▶ [GIVEN INFORMATION]
· · · ·

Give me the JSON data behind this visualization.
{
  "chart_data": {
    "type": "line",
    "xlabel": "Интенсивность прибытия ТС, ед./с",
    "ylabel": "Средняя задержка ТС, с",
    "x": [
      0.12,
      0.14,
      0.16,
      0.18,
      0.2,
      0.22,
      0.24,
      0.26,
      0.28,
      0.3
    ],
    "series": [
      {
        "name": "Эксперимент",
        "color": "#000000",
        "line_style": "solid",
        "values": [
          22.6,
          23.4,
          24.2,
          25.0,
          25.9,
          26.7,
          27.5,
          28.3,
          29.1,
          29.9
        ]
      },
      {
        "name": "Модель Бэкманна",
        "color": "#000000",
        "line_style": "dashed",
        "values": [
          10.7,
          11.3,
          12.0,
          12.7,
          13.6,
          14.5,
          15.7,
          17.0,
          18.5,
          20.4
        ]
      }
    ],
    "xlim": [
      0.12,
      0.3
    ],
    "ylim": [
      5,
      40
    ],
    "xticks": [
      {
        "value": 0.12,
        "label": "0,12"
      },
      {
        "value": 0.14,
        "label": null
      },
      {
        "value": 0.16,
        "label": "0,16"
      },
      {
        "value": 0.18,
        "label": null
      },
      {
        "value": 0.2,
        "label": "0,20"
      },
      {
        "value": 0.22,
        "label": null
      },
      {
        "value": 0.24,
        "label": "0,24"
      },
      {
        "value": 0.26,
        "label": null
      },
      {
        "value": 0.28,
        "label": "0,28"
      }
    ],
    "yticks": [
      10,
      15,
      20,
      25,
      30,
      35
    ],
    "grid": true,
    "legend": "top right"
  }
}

· · · ·

▶ [SET TASK] Could you reproduce every record above exactly as it appears?

▶ [RESULT OF THIS TASK]
Give me the JSON data behind this visualization.
{
  "chart_data": {
    "type": "line",
    "xlabel": "Интенсивность прибытия ТС, ед./с",
    "ylabel": "Средняя задержка ТС, с",
    "x": [
      0.12,
      0.14,
      0.16,
      0.18,
      0.2,
      0.22,
      0.24,
      0.26,
      0.28,
      0.3
    ],
    "series": [
      {
        "name": "Эксперимент",
        "color": "#000000",
        "line_style": "solid",
        "values": [
          22.6,
          23.4,
          24.2,
          25.0,
          25.9,
          26.7,
          27.5,
          28.3,
          29.1,
          29.9
        ]
      },
      {
        "name": "Модель Бэкманна",
        "color": "#000000",
        "line_style": "dashed",
        "values": [
          10.7,
          11.3,
          12.0,
          12.7,
          13.6,
          14.5,
          15.7,
          17.0,
          18.5,
          20.4
        ]
      }
    ],
    "xlim": [
      0.12,
      0.3
    ],
    "ylim": [
      5,
      40
    ],
    "xticks": [
      {
        "value": 0.12,
        "label": "0,12"
      },
      {
        "value": 0.14,
        "label": null
      },
      {
        "value": 0.16,
        "label": "0,16"
      },
      {
        "value": 0.18,
        "label": null
      },
      {
        "value": 0.2,
        "label": "0,20"
      },
      {
        "value": 0.22,
        "label": null
      },
      {
        "value": 0.24,
        "label": "0,24"
      },
      {
        "value": 0.26,
        "label": null
      },
      {
        "value": 0.28,
        "label": "0,28"
      }
    ],
    "yticks": [
      10,
      15,
      20,
      25,
      30,
      35
    ],
    "grid": true,
    "legend": "top right"
  }
}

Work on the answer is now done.